[Start of THE DATA]

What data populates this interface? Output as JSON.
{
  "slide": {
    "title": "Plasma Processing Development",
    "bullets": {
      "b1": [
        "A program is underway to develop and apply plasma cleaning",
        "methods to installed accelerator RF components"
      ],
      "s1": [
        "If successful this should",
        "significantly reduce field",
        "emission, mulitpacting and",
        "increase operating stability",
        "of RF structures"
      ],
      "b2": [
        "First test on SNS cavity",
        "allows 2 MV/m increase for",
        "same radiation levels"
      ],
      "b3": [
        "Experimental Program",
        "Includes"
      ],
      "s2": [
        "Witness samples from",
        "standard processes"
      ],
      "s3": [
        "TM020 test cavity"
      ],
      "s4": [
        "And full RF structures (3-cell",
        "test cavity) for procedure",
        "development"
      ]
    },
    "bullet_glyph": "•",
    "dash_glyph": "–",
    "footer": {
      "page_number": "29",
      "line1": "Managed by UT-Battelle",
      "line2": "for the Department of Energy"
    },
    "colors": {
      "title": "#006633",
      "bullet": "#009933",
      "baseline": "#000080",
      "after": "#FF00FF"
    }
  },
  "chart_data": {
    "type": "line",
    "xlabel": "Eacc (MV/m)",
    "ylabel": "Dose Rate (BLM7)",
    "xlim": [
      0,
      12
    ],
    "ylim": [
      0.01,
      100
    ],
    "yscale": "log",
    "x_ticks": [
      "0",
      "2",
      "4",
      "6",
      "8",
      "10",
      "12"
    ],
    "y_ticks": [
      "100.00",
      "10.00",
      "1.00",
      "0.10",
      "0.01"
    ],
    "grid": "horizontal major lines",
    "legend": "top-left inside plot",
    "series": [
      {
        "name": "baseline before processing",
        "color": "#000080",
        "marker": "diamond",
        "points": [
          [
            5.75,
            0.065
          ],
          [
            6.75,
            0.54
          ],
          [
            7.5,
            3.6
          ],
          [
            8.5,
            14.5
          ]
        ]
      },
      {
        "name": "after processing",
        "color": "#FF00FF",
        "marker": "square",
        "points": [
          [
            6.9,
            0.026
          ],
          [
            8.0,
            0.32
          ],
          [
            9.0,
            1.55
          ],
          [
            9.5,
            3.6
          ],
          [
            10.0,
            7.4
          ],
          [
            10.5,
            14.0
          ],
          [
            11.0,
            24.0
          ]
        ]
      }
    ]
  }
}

[End of THE DATA]

§ PROBLEM TO WORK ON: Repeat the material in full, exactly as it stands.

§ WRITTEN RESPONSE:
What data populates this interface? Output as JSON.
{
  "slide": {
    "title": "Plasma Processing Development",
    "bullets": {
      "b1": [
        "A program is underway to develop and apply plasma cleaning",
        "methods to installed accelerator RF components"
      ],
      "s1": [
        "If successful this should",
        "significantly reduce field",
        "emission, mulitpacting and",
        "increase operating stability",
        "of RF structures"
      ],
      "b2": [
        "First test on SNS cavity",
        "allows 2 MV/m increase for",
        "same radiation levels"
      ],
      "b3": [
        "Experimental Program",
        "Includes"
      ],
      "s2": [
        "Witness samples from",
        "standard processes"
      ],
      "s3": [
        "TM020 test cavity"
      ],
      "s4": [
        "And full RF structures (3-cell",
        "test cavity) for procedure",
        "development"
      ]
    },
    "bullet_glyph": "•",
    "dash_glyph": "–",
    "footer": {
      "page_number": "29",
      "line1": "Managed by UT-Battelle",
      "line2": "for the Department of Energy"
    },
    "colors": {
      "title": "#006633",
      "bullet": "#009933",
      "baseline": "#000080",
      "after": "#FF00FF"
    }
  },
  "chart_data": {
    "type": "line",
    "xlabel": "Eacc (MV/m)",
    "ylabel": "Dose Rate (BLM7)",
    "xlim": [
      0,
      12
    ],
    "ylim": [
      0.01,
      100
    ],
    "yscale": "log",
    "x_ticks": [
      "0",
      "2",
      "4",
      "6",
      "8",
      "10",
      "12"
    ],
    "y_ticks": [
      "100.00",
      "10.00",
      "1.00",
      "0.10",
      "0.01"
    ],
    "grid": "horizontal major lines",
    "legend": "top-left inside plot",
    "series": [
      {
        "name": "baseline before processing",
        "color": "#000080",
        "marker": "diamond",
        "points": [
          [
            5.75,
            0.065
          ],
          [
            6.75,
            0.54
          ],
          [
            7.5,
            3.6
          ],
          [
            8.5,
            14.5
          ]
        ]
      },
      {
        "name": "after processing",
        "color": "#FF00FF",
        "marker": "square",
        "points": [
          [
            6.9,
            0.026
          ],
          [
            8.0,
            0.32
          ],
          [
            9.0,
            1.55
          ],
          [
            9.5,
            3.6
          ],
          [
            10.0,
            7.4
          ],
          [
            10.5,
            14.0
          ],
          [
            11.0,
            24.0
          ]
        ]
      }
    ]
  }
}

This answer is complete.